* **What to work on**:
Transcribe every line of the records verbatim.

* **Data records**:
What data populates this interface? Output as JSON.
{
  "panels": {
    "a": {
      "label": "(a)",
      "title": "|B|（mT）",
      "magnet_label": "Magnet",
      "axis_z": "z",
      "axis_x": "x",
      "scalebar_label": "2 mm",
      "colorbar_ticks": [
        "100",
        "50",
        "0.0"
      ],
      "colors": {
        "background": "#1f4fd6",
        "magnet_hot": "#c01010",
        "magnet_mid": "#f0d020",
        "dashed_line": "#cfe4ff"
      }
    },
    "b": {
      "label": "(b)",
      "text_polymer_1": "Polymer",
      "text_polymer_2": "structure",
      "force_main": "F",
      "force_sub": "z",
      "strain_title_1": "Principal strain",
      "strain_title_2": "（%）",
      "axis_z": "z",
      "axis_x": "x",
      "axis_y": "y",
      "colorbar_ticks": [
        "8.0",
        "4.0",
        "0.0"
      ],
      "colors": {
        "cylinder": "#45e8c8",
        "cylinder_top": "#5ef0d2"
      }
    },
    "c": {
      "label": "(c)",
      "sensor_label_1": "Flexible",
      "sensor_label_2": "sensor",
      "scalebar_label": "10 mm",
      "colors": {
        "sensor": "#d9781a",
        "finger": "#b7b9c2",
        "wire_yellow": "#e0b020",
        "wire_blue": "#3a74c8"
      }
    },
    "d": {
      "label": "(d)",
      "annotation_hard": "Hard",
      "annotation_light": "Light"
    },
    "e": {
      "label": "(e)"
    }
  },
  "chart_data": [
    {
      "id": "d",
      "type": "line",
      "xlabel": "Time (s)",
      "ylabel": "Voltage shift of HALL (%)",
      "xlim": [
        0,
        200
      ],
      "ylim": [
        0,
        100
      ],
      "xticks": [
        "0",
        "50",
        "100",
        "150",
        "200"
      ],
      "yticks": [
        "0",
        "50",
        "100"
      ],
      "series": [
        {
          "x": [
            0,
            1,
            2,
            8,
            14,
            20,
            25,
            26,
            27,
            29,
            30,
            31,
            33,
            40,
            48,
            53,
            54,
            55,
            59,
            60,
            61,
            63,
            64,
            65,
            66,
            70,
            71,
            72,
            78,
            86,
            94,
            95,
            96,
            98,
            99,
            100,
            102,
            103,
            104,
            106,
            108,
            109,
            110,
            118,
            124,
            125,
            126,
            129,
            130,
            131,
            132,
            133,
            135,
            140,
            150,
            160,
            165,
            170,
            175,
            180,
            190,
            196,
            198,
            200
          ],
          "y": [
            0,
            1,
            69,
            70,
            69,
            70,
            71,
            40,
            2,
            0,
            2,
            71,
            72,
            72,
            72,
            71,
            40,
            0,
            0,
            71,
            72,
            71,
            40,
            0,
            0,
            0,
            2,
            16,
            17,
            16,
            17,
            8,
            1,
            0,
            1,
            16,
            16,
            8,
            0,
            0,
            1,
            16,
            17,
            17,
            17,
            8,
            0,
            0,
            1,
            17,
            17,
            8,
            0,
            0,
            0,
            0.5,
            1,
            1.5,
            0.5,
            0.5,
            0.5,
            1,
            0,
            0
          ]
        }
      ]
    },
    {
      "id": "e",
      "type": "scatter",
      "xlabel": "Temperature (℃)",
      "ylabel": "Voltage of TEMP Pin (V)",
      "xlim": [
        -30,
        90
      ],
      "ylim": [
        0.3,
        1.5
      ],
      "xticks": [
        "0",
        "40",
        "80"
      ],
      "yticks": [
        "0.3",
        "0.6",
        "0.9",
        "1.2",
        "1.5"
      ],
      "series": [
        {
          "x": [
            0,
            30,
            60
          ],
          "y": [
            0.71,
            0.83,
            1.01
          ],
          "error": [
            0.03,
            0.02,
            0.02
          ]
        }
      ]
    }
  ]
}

* **The solution**:
What data populates this interface? Output as JSON.
{
  "panels": {
    "a": {
      "label": "(a)",
      "title": "|B|（mT）",
      "magnet_label": "Magnet",
      "axis_z": "z",
      "axis_x": "x",
      "scalebar_label": "2 mm",
      "colorbar_ticks": [
        "100",
        "50",
        "0.0"
      ],
      "colors": {
        "background": "#1f4fd6",
        "magnet_hot": "#c01010",
        "magnet_mid": "#f0d020",
        "dashed_line": "#cfe4ff"
      }
    },
    "b": {
      "label": "(b)",
      "text_polymer_1": "Polymer",
      "text_polymer_2": "structure",
      "force_main": "F",
      "force_sub": "z",
      "strain_title_1": "Principal strain",
      "strain_title_2": "（%）",
      "axis_z": "z",
      "axis_x": "x",
      "axis_y": "y",
      "colorbar_ticks": [
        "8.0",
        "4.0",
        "0.0"
      ],
      "colors": {
        "cylinder": "#45e8c8",
        "cylinder_top": "#5ef0d2"
      }
    },
    "c": {
      "label": "(c)",
      "sensor_label_1": "Flexible",
      "sensor_label_2": "sensor",
      "scalebar_label": "10 mm",
      "colors": {
        "sensor": "#d9781a",
        "finger": "#b7b9c2",
        "wire_yellow": "#e0b020",
        "wire_blue": "#3a74c8"
      }
    },
    "d": {
      "label": "(d)",
      "annotation_hard": "Hard",
      "annotation_light": "Light"
    },
    "e": {
      "label": "(e)"
    }
  },
  "chart_data": [
    {
      "id": "d",
      "type": "line",
      "xlabel": "Time (s)",
      "ylabel": "Voltage shift of HALL (%)",
      "xlim": [
        0,
        200
      ],
      "ylim": [
        0,
        100
      ],
      "xticks": [
        "0",
        "50",
        "100",
        "150",
        "200"
      ],
      "yticks": [
        "0",
        "50",
        "100"
      ],
      "series": [
        {
          "x": [
            0,
            1,
            2,
            8,
            14,
            20,
            25,
            26,
            27,
            29,
            30,
            31,
            33,
            40,
            48,
            53,
            54,
            55,
            59,
            60,
            61,
            63,
            64,
            65,
            66,
            70,
            71,
            72,
            78,
            86,
            94,
            95,
            96,
            98,
            99,
            100,
            102,
            103,
            104,
            106,
            108,
            109,
            110,
            118,
            124,
            125,
            126,
            129,
            130,
            131,
            132,
            133,
            135,
            140,
            150,
            160,
            165,
            170,
            175,
            180,
            190,
            196,
            198,
            200
          ],
          "y": [
            0,
            1,
            69,
            70,
            69,
            70,
            71,
            40,
            2,
            0,
            2,
            71,
            72,
            72,
            72,
            71,
            40,
            0,
            0,
            71,
            72,
            71,
            40,
            0,
            0,
            0,
            2,
            16,
            17,
            16,
            17,
            8,
            1,
            0,
            1,
            16,
            16,
            8,
            0,
            0,
            1,
            16,
            17,
            17,
            17,
            8,
            0,
            0,
            1,
            17,
            17,
            8,
            0,
            0,
            0,
            0.5,
            1,
            1.5,
            0.5,
            0.5,
            0.5,
            1,
            0,
            0
          ]
        }
      ]
    },
    {
      "id": "e",
      "type": "scatter",
      "xlabel": "Temperature (℃)",
      "ylabel": "Voltage of TEMP Pin (V)",
      "xlim": [
        -30,
        90
      ],
      "ylim": [
        0.3,
        1.5
      ],
      "xticks": [
        "0",
        "40",
        "80"
      ],
      "yticks": [
        "0.3",
        "0.6",
        "0.9",
        "1.2",
        "1.5"
      ],
      "series": [
        {
          "x": [
            0,
            30,
            60
          ],
          "y": [
            0.71,
            0.83,
            1.01
          ],
          "error": [
            0.03,
            0.02,
            0.02
          ]
        }
      ]
    }
  ]
}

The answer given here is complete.